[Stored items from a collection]
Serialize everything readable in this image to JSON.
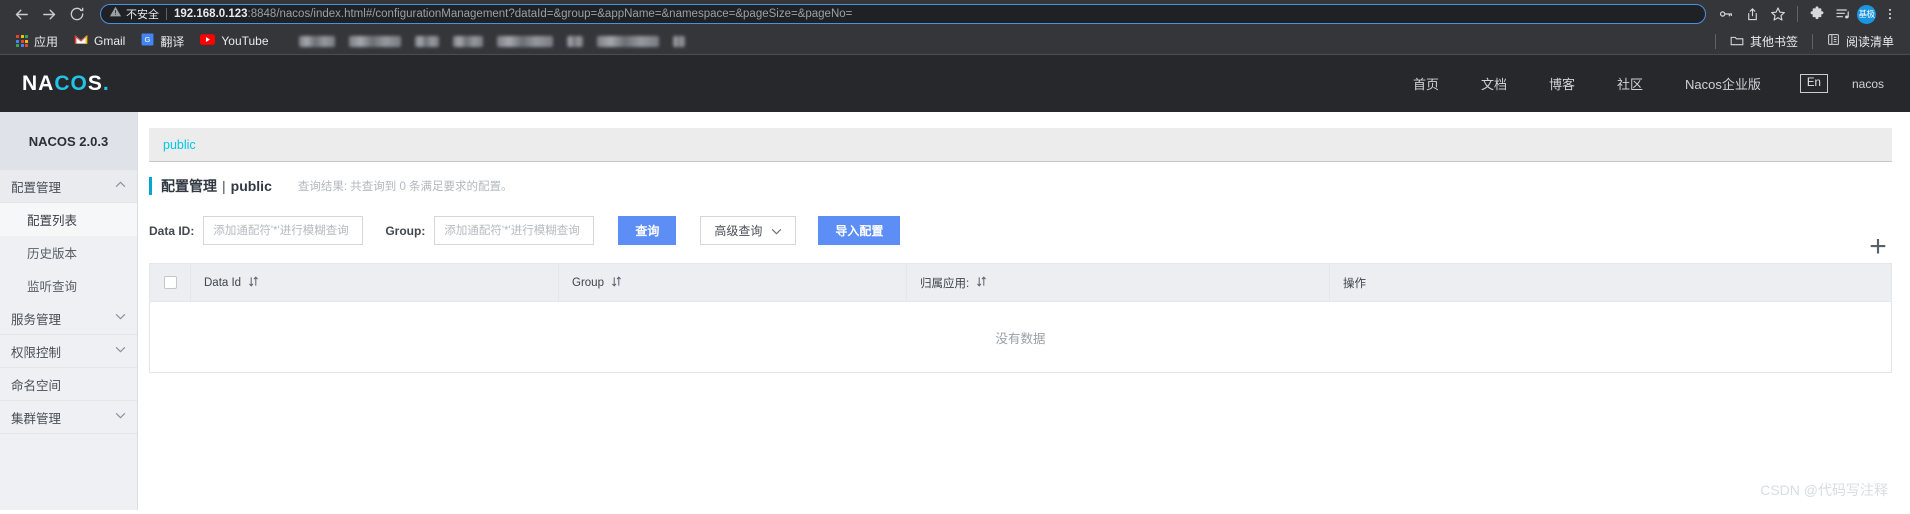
{
  "browser": {
    "nav": {
      "back_icon": "arrow-left-icon",
      "forward_icon": "arrow-right-icon",
      "reload_icon": "reload-icon"
    },
    "omnibox": {
      "warning_icon": "warning-triangle-icon",
      "insecure_label": "不安全",
      "url_host": "192.168.0.123",
      "url_rest": ":8848/nacos/index.html#/configurationManagement?dataId=&group=&appName=&namespace=&pageSize=&pageNo="
    },
    "toolbar_icons": [
      {
        "name": "password-key-icon"
      },
      {
        "name": "share-icon"
      },
      {
        "name": "bookmark-star-icon"
      },
      {
        "name": "extensions-puzzle-icon"
      },
      {
        "name": "media-playlist-icon"
      }
    ],
    "avatar_label": "基极",
    "menu_icon": "three-dot-menu-icon",
    "bookmarks": [
      {
        "label": "应用",
        "icon": "apps-grid-icon"
      },
      {
        "label": "Gmail",
        "icon": "gmail-icon"
      },
      {
        "label": "翻译",
        "icon": "google-translate-icon"
      },
      {
        "label": "YouTube",
        "icon": "youtube-icon"
      }
    ],
    "bookmarks_right": [
      {
        "label": "其他书签",
        "icon": "folder-icon"
      },
      {
        "label": "阅读清单",
        "icon": "reading-list-icon"
      }
    ]
  },
  "nacos_header": {
    "logo_left": "NA",
    "logo_mid": "CO",
    "logo_right": "S",
    "logo_dot": ".",
    "nav": [
      {
        "label": "首页"
      },
      {
        "label": "文档"
      },
      {
        "label": "博客"
      },
      {
        "label": "社区"
      },
      {
        "label": "Nacos企业版"
      }
    ],
    "lang_button": "En",
    "user": "nacos"
  },
  "sidebar": {
    "title": "NACOS 2.0.3",
    "items": [
      {
        "label": "配置管理",
        "type": "group",
        "expanded": true,
        "chevron": "▲"
      },
      {
        "label": "配置列表",
        "type": "sub",
        "active": true
      },
      {
        "label": "历史版本",
        "type": "sub",
        "active": false
      },
      {
        "label": "监听查询",
        "type": "sub",
        "active": false
      },
      {
        "label": "服务管理",
        "type": "group",
        "expanded": false,
        "chevron": "▼"
      },
      {
        "label": "权限控制",
        "type": "group",
        "expanded": false,
        "chevron": "▼"
      },
      {
        "label": "命名空间",
        "type": "group",
        "expanded": null,
        "chevron": ""
      },
      {
        "label": "集群管理",
        "type": "group",
        "expanded": false,
        "chevron": "▼"
      }
    ]
  },
  "main": {
    "tab_label": "public",
    "title": "配置管理",
    "title_sep": "|",
    "title_namespace": "public",
    "result_note": "查询结果: 共查询到 0 条满足要求的配置。",
    "filters": {
      "dataid_label": "Data ID:",
      "dataid_value": "",
      "dataid_placeholder": "添加通配符'*'进行模糊查询",
      "group_label": "Group:",
      "group_value": "",
      "group_placeholder": "添加通配符'*'进行模糊查询",
      "query_button": "查询",
      "advanced_button": "高级查询",
      "advanced_chevron": "∨",
      "import_button": "导入配置",
      "add_button": "+"
    },
    "table": {
      "columns": [
        {
          "key": "checkbox",
          "label": ""
        },
        {
          "key": "dataId",
          "label": "Data Id",
          "sortable": true,
          "sort_glyph": "⇵"
        },
        {
          "key": "group",
          "label": "Group",
          "sortable": true,
          "sort_glyph": "⇵"
        },
        {
          "key": "app",
          "label": "归属应用:",
          "sortable": true,
          "sort_glyph": "⇵"
        },
        {
          "key": "ops",
          "label": "操作",
          "sortable": false,
          "sort_glyph": ""
        }
      ],
      "rows": [],
      "empty_text": "没有数据"
    }
  },
  "watermark": "CSDN @代码写注释",
  "colors": {
    "chrome_bg": "#35363a",
    "omnibox_bg": "#202124",
    "omnibox_border": "#4a90e2",
    "nacos_header_bg": "#26282c",
    "logo_cyan": "#23c3e8",
    "sidebar_bg": "#eef0f3",
    "tab_cyan": "#00c7e6",
    "accent_bar": "#00a8d0",
    "primary_button": "#5c8ef5"
  }
}
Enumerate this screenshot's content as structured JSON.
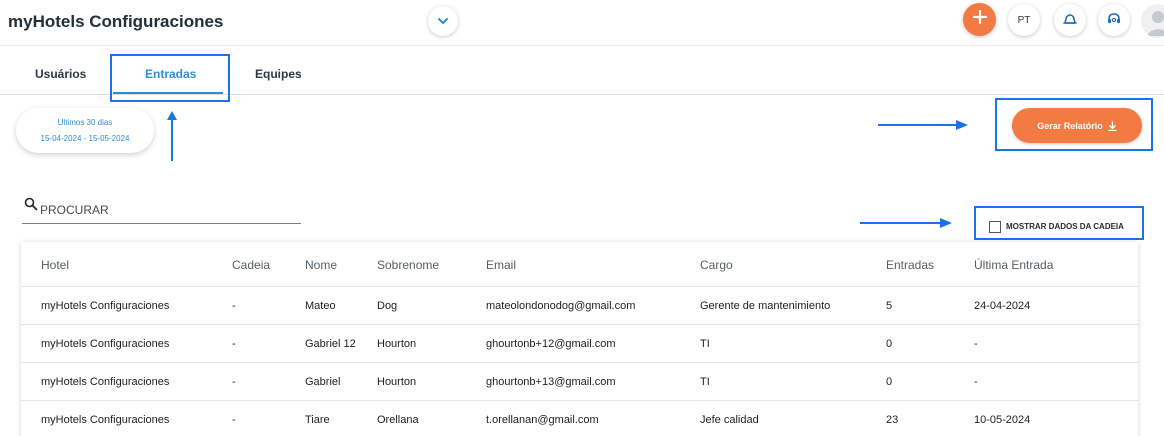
{
  "header": {
    "title": "myHotels Configuraciones",
    "user_initials": "PT"
  },
  "tabs": [
    {
      "label": "Usuários"
    },
    {
      "label": "Entradas"
    },
    {
      "label": "Equipes"
    }
  ],
  "date_filter": {
    "label": "Ultimos 30 dias",
    "range": "15-04-2024 - 15-05-2024"
  },
  "report": {
    "label": "Gerar Relatório"
  },
  "search": {
    "placeholder": "PROCURAR",
    "value": ""
  },
  "chain_toggle": {
    "label": "MOSTRAR DADOS DA CADEIA",
    "checked": false
  },
  "table": {
    "columns": [
      "Hotel",
      "Cadeia",
      "Nome",
      "Sobrenome",
      "Email",
      "Cargo",
      "Entradas",
      "Última Entrada"
    ],
    "rows": [
      [
        "myHotels Configuraciones",
        "-",
        "Mateo",
        "Dog",
        "mateolondonodog@gmail.com",
        "Gerente de mantenimiento",
        "5",
        "24-04-2024"
      ],
      [
        "myHotels Configuraciones",
        "-",
        "Gabriel 12",
        "Hourton",
        "ghourtonb+12@gmail.com",
        "TI",
        "0",
        "-"
      ],
      [
        "myHotels Configuraciones",
        "-",
        "Gabriel",
        "Hourton",
        "ghourtonb+13@gmail.com",
        "TI",
        "0",
        "-"
      ],
      [
        "myHotels Configuraciones",
        "-",
        "Tiare",
        "Orellana",
        "t.orellanan@gmail.com",
        "Jefe calidad",
        "23",
        "10-05-2024"
      ]
    ]
  },
  "colors": {
    "accent_orange": "#f47a43",
    "accent_blue": "#2c8fd6",
    "annotation_blue": "#1a73e8"
  }
}
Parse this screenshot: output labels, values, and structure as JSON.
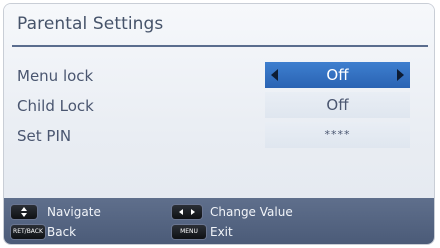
{
  "title": "Parental Settings",
  "rows": [
    {
      "label": "Menu lock",
      "value": "Off",
      "selected": true
    },
    {
      "label": "Child Lock",
      "value": "Off",
      "selected": false
    },
    {
      "label": "Set PIN",
      "value": "****",
      "selected": false
    }
  ],
  "footer": {
    "navigate_label": "Navigate",
    "change_value_label": "Change Value",
    "back_key_text": "RET/BACK",
    "back_label": "Back",
    "menu_key_text": "MENU",
    "exit_label": "Exit"
  },
  "colors": {
    "selection": "#2f6dc0",
    "footer": "#56667f",
    "title_rule": "#5a6d8e"
  },
  "icons": [
    "up-down-key-icon",
    "left-right-key-icon",
    "left-arrow-icon",
    "right-arrow-icon"
  ]
}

Task objective: Only the number is wanted: how many lines of these entries contain the string "this"?

Written answer: 3